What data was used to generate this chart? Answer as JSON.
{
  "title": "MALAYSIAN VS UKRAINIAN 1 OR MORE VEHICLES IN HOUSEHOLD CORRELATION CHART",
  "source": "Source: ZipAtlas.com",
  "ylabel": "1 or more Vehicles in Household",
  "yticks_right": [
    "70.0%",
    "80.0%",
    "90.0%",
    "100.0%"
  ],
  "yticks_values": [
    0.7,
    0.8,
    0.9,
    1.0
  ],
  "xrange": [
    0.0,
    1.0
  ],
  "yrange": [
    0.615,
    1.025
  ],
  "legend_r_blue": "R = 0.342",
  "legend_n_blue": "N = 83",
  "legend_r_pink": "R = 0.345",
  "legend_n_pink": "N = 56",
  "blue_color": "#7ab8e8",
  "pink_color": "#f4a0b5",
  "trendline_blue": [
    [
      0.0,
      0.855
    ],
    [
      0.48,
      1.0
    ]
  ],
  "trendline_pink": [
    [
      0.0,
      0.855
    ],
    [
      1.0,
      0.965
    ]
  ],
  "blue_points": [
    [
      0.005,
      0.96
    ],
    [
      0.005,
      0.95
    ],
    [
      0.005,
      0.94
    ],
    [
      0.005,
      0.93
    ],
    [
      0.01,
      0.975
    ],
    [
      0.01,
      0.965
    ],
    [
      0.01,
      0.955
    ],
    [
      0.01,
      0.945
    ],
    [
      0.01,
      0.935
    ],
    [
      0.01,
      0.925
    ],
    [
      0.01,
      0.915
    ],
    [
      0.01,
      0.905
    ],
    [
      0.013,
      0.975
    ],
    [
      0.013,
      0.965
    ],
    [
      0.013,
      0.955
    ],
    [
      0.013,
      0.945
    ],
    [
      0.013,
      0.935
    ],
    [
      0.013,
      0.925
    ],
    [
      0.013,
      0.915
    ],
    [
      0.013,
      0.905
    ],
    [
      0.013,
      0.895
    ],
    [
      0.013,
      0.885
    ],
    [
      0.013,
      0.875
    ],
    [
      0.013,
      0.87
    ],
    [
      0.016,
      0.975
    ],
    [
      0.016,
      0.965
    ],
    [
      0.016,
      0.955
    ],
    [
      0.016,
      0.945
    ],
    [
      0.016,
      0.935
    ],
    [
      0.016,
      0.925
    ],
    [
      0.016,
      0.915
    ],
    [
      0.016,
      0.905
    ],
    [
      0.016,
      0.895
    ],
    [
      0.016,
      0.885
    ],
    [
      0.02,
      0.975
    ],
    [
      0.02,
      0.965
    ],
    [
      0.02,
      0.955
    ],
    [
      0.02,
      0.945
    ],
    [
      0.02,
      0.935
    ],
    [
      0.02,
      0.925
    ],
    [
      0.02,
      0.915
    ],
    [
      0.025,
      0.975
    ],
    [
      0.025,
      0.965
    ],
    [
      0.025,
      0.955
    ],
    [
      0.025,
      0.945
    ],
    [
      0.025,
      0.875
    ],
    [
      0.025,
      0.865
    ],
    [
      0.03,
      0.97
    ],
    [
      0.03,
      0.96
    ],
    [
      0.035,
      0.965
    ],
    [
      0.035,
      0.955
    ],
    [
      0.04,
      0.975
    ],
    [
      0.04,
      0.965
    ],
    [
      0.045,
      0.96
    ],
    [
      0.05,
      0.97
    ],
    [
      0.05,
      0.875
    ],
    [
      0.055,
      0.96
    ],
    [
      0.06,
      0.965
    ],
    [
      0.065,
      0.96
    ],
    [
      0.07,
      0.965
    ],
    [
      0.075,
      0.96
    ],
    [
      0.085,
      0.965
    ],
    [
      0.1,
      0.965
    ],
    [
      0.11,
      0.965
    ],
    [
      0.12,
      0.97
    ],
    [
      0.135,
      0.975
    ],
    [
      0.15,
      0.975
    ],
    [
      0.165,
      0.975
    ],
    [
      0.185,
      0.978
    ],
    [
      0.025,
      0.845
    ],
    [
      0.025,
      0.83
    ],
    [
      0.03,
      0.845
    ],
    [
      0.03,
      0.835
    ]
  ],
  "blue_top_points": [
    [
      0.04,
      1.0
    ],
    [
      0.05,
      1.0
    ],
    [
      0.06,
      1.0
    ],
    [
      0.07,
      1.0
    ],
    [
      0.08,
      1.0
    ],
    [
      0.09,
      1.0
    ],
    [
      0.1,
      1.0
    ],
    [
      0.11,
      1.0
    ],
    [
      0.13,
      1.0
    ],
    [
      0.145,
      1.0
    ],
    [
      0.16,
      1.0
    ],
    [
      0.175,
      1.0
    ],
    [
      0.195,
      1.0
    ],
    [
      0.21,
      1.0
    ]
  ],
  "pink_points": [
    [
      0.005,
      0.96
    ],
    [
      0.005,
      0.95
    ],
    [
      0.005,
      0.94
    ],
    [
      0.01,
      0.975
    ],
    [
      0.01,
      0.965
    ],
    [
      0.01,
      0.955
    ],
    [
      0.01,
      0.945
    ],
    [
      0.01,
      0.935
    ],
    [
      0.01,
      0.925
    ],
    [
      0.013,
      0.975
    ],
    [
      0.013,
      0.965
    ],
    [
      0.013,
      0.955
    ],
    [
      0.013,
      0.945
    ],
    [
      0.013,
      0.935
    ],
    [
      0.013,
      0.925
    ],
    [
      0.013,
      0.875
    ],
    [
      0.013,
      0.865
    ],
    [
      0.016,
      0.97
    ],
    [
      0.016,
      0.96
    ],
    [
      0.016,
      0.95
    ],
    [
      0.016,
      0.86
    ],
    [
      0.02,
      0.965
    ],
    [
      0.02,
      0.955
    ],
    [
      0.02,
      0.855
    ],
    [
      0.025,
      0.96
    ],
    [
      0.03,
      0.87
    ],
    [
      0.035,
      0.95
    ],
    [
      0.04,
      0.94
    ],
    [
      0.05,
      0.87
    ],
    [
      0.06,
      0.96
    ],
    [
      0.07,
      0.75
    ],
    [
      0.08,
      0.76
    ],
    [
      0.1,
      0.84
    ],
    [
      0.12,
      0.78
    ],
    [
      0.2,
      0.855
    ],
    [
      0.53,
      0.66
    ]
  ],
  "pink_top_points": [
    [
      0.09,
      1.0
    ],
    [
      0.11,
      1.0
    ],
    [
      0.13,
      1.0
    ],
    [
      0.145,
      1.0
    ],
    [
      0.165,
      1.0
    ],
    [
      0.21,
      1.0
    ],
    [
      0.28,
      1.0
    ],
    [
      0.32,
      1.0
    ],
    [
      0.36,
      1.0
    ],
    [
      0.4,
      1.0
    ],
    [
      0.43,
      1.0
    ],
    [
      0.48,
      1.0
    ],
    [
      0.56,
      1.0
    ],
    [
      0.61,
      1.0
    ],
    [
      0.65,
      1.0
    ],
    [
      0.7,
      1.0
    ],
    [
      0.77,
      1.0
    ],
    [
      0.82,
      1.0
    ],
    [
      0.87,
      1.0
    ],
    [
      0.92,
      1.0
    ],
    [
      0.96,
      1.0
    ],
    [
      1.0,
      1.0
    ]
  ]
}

*Short exercise*
Copy out the material above in its entirety. Every detail must match.

*Expected answer*
What data was used to generate this chart? Answer as JSON.
{
  "title": "MALAYSIAN VS UKRAINIAN 1 OR MORE VEHICLES IN HOUSEHOLD CORRELATION CHART",
  "source": "Source: ZipAtlas.com",
  "ylabel": "1 or more Vehicles in Household",
  "yticks_right": [
    "70.0%",
    "80.0%",
    "90.0%",
    "100.0%"
  ],
  "yticks_values": [
    0.7,
    0.8,
    0.9,
    1.0
  ],
  "xrange": [
    0.0,
    1.0
  ],
  "yrange": [
    0.615,
    1.025
  ],
  "legend_r_blue": "R = 0.342",
  "legend_n_blue": "N = 83",
  "legend_r_pink": "R = 0.345",
  "legend_n_pink": "N = 56",
  "blue_color": "#7ab8e8",
  "pink_color": "#f4a0b5",
  "trendline_blue": [
    [
      0.0,
      0.855
    ],
    [
      0.48,
      1.0
    ]
  ],
  "trendline_pink": [
    [
      0.0,
      0.855
    ],
    [
      1.0,
      0.965
    ]
  ],
  "blue_points": [
    [
      0.005,
      0.96
    ],
    [
      0.005,
      0.95
    ],
    [
      0.005,
      0.94
    ],
    [
      0.005,
      0.93
    ],
    [
      0.01,
      0.975
    ],
    [
      0.01,
      0.965
    ],
    [
      0.01,
      0.955
    ],
    [
      0.01,
      0.945
    ],
    [
      0.01,
      0.935
    ],
    [
      0.01,
      0.925
    ],
    [
      0.01,
      0.915
    ],
    [
      0.01,
      0.905
    ],
    [
      0.013,
      0.975
    ],
    [
      0.013,
      0.965
    ],
    [
      0.013,
      0.955
    ],
    [
      0.013,
      0.945
    ],
    [
      0.013,
      0.935
    ],
    [
      0.013,
      0.925
    ],
    [
      0.013,
      0.915
    ],
    [
      0.013,
      0.905
    ],
    [
      0.013,
      0.895
    ],
    [
      0.013,
      0.885
    ],
    [
      0.013,
      0.875
    ],
    [
      0.013,
      0.87
    ],
    [
      0.016,
      0.975
    ],
    [
      0.016,
      0.965
    ],
    [
      0.016,
      0.955
    ],
    [
      0.016,
      0.945
    ],
    [
      0.016,
      0.935
    ],
    [
      0.016,
      0.925
    ],
    [
      0.016,
      0.915
    ],
    [
      0.016,
      0.905
    ],
    [
      0.016,
      0.895
    ],
    [
      0.016,
      0.885
    ],
    [
      0.02,
      0.975
    ],
    [
      0.02,
      0.965
    ],
    [
      0.02,
      0.955
    ],
    [
      0.02,
      0.945
    ],
    [
      0.02,
      0.935
    ],
    [
      0.02,
      0.925
    ],
    [
      0.02,
      0.915
    ],
    [
      0.025,
      0.975
    ],
    [
      0.025,
      0.965
    ],
    [
      0.025,
      0.955
    ],
    [
      0.025,
      0.945
    ],
    [
      0.025,
      0.875
    ],
    [
      0.025,
      0.865
    ],
    [
      0.03,
      0.97
    ],
    [
      0.03,
      0.96
    ],
    [
      0.035,
      0.965
    ],
    [
      0.035,
      0.955
    ],
    [
      0.04,
      0.975
    ],
    [
      0.04,
      0.965
    ],
    [
      0.045,
      0.96
    ],
    [
      0.05,
      0.97
    ],
    [
      0.05,
      0.875
    ],
    [
      0.055,
      0.96
    ],
    [
      0.06,
      0.965
    ],
    [
      0.065,
      0.96
    ],
    [
      0.07,
      0.965
    ],
    [
      0.075,
      0.96
    ],
    [
      0.085,
      0.965
    ],
    [
      0.1,
      0.965
    ],
    [
      0.11,
      0.965
    ],
    [
      0.12,
      0.97
    ],
    [
      0.135,
      0.975
    ],
    [
      0.15,
      0.975
    ],
    [
      0.165,
      0.975
    ],
    [
      0.185,
      0.978
    ],
    [
      0.025,
      0.845
    ],
    [
      0.025,
      0.83
    ],
    [
      0.03,
      0.845
    ],
    [
      0.03,
      0.835
    ]
  ],
  "blue_top_points": [
    [
      0.04,
      1.0
    ],
    [
      0.05,
      1.0
    ],
    [
      0.06,
      1.0
    ],
    [
      0.07,
      1.0
    ],
    [
      0.08,
      1.0
    ],
    [
      0.09,
      1.0
    ],
    [
      0.1,
      1.0
    ],
    [
      0.11,
      1.0
    ],
    [
      0.13,
      1.0
    ],
    [
      0.145,
      1.0
    ],
    [
      0.16,
      1.0
    ],
    [
      0.175,
      1.0
    ],
    [
      0.195,
      1.0
    ],
    [
      0.21,
      1.0
    ]
  ],
  "pink_points": [
    [
      0.005,
      0.96
    ],
    [
      0.005,
      0.95
    ],
    [
      0.005,
      0.94
    ],
    [
      0.01,
      0.975
    ],
    [
      0.01,
      0.965
    ],
    [
      0.01,
      0.955
    ],
    [
      0.01,
      0.945
    ],
    [
      0.01,
      0.935
    ],
    [
      0.01,
      0.925
    ],
    [
      0.013,
      0.975
    ],
    [
      0.013,
      0.965
    ],
    [
      0.013,
      0.955
    ],
    [
      0.013,
      0.945
    ],
    [
      0.013,
      0.935
    ],
    [
      0.013,
      0.925
    ],
    [
      0.013,
      0.875
    ],
    [
      0.013,
      0.865
    ],
    [
      0.016,
      0.97
    ],
    [
      0.016,
      0.96
    ],
    [
      0.016,
      0.95
    ],
    [
      0.016,
      0.86
    ],
    [
      0.02,
      0.965
    ],
    [
      0.02,
      0.955
    ],
    [
      0.02,
      0.855
    ],
    [
      0.025,
      0.96
    ],
    [
      0.03,
      0.87
    ],
    [
      0.035,
      0.95
    ],
    [
      0.04,
      0.94
    ],
    [
      0.05,
      0.87
    ],
    [
      0.06,
      0.96
    ],
    [
      0.07,
      0.75
    ],
    [
      0.08,
      0.76
    ],
    [
      0.1,
      0.84
    ],
    [
      0.12,
      0.78
    ],
    [
      0.2,
      0.855
    ],
    [
      0.53,
      0.66
    ]
  ],
  "pink_top_points": [
    [
      0.09,
      1.0
    ],
    [
      0.11,
      1.0
    ],
    [
      0.13,
      1.0
    ],
    [
      0.145,
      1.0
    ],
    [
      0.165,
      1.0
    ],
    [
      0.21,
      1.0
    ],
    [
      0.28,
      1.0
    ],
    [
      0.32,
      1.0
    ],
    [
      0.36,
      1.0
    ],
    [
      0.4,
      1.0
    ],
    [
      0.43,
      1.0
    ],
    [
      0.48,
      1.0
    ],
    [
      0.56,
      1.0
    ],
    [
      0.61,
      1.0
    ],
    [
      0.65,
      1.0
    ],
    [
      0.7,
      1.0
    ],
    [
      0.77,
      1.0
    ],
    [
      0.82,
      1.0
    ],
    [
      0.87,
      1.0
    ],
    [
      0.92,
      1.0
    ],
    [
      0.96,
      1.0
    ],
    [
      1.0,
      1.0
    ]
  ]
}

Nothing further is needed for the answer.